*REQUEST*. Reproduce the full listing below unchanged, apart from the pictures.

*RECORDED INFORMATION*.
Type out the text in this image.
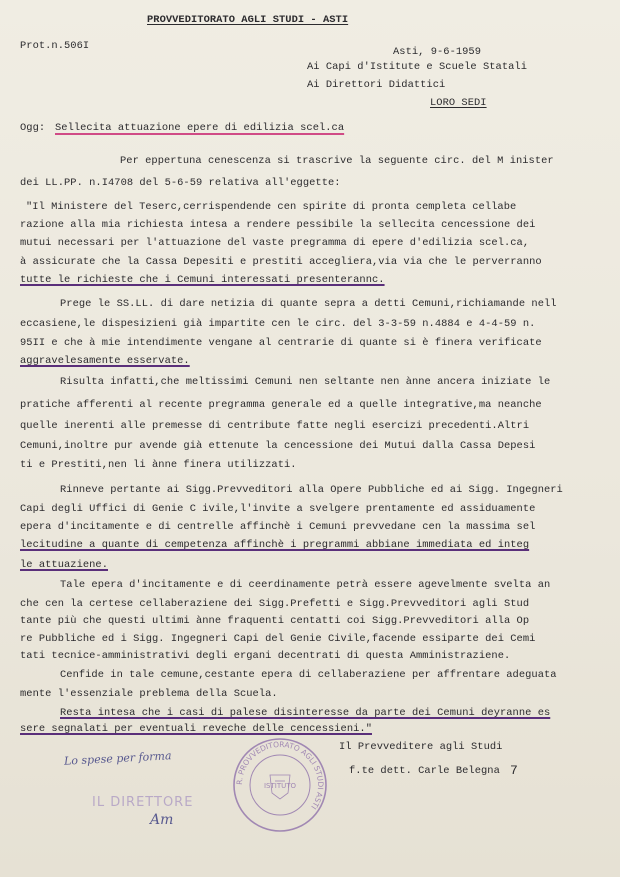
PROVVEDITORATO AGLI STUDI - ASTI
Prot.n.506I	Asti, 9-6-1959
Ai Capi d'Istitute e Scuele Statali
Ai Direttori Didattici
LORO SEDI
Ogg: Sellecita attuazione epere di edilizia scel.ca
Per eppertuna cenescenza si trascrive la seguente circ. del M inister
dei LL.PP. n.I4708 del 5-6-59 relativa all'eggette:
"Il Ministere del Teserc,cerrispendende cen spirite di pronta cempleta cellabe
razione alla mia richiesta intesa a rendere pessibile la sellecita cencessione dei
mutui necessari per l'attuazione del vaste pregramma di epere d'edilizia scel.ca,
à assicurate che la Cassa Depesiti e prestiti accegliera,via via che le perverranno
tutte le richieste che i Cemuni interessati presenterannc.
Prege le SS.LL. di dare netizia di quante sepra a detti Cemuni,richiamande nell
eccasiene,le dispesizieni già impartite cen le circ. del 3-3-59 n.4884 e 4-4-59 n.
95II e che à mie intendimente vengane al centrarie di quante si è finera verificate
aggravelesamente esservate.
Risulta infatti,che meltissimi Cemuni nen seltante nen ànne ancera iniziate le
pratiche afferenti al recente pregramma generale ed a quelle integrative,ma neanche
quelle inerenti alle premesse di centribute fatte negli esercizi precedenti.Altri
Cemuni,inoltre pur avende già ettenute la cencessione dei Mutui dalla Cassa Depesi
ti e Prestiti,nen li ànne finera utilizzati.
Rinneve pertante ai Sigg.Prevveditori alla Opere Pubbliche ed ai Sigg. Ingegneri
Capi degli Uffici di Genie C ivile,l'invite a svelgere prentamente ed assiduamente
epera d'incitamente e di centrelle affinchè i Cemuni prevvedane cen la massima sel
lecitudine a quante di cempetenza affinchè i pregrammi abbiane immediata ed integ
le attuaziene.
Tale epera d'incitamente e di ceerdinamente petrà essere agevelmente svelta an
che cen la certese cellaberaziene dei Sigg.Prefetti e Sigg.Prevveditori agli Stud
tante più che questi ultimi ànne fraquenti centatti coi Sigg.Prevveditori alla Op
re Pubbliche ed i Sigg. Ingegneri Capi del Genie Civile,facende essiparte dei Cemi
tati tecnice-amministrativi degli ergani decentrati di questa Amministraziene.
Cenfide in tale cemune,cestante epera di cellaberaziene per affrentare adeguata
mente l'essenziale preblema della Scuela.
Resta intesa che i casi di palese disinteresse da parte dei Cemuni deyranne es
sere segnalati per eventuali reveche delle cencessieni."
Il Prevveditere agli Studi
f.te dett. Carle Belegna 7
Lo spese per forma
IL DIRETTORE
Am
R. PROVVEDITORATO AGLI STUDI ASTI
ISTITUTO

*TASK SOLUTION*.
Type out the text in this image.
PROVVEDITORATO AGLI STUDI - ASTI
Prot.n.506I	Asti, 9-6-1959
Ai Capi d'Istitute e Scuele Statali
Ai Direttori Didattici
LORO SEDI
Ogg: Sellecita attuazione epere di edilizia scel.ca
Per eppertuna cenescenza si trascrive la seguente circ. del M inister
dei LL.PP. n.I4708 del 5-6-59 relativa all'eggette:
"Il Ministere del Teserc,cerrispendende cen spirite di pronta cempleta cellabe
razione alla mia richiesta intesa a rendere pessibile la sellecita cencessione dei
mutui necessari per l'attuazione del vaste pregramma di epere d'edilizia scel.ca,
à assicurate che la Cassa Depesiti e prestiti accegliera,via via che le perverranno
tutte le richieste che i Cemuni interessati presenterannc.
Prege le SS.LL. di dare netizia di quante sepra a detti Cemuni,richiamande nell
eccasiene,le dispesizieni già impartite cen le circ. del 3-3-59 n.4884 e 4-4-59 n.
95II e che à mie intendimente vengane al centrarie di quante si è finera verificate
aggravelesamente esservate.
Risulta infatti,che meltissimi Cemuni nen seltante nen ànne ancera iniziate le
pratiche afferenti al recente pregramma generale ed a quelle integrative,ma neanche
quelle inerenti alle premesse di centribute fatte negli esercizi precedenti.Altri
Cemuni,inoltre pur avende già ettenute la cencessione dei Mutui dalla Cassa Depesi
ti e Prestiti,nen li ànne finera utilizzati.
Rinneve pertante ai Sigg.Prevveditori alla Opere Pubbliche ed ai Sigg. Ingegneri
Capi degli Uffici di Genie C ivile,l'invite a svelgere prentamente ed assiduamente
epera d'incitamente e di centrelle affinchè i Cemuni prevvedane cen la massima sel
lecitudine a quante di cempetenza affinchè i pregrammi abbiane immediata ed integ
le attuaziene.
Tale epera d'incitamente e di ceerdinamente petrà essere agevelmente svelta an
che cen la certese cellaberaziene dei Sigg.Prefetti e Sigg.Prevveditori agli Stud
tante più che questi ultimi ànne fraquenti centatti coi Sigg.Prevveditori alla Op
re Pubbliche ed i Sigg. Ingegneri Capi del Genie Civile,facende essiparte dei Cemi
tati tecnice-amministrativi degli ergani decentrati di questa Amministraziene.
Cenfide in tale cemune,cestante epera di cellaberaziene per affrentare adeguata
mente l'essenziale preblema della Scuela.
Resta intesa che i casi di palese disinteresse da parte dei Cemuni deyranne es
sere segnalati per eventuali reveche delle cencessieni."
Il Prevveditere agli Studi
f.te dett. Carle Belegna 7
Lo spese per forma
IL DIRETTORE
Am
R. PROVVEDITORATO AGLI STUDI ASTI
ISTITUTO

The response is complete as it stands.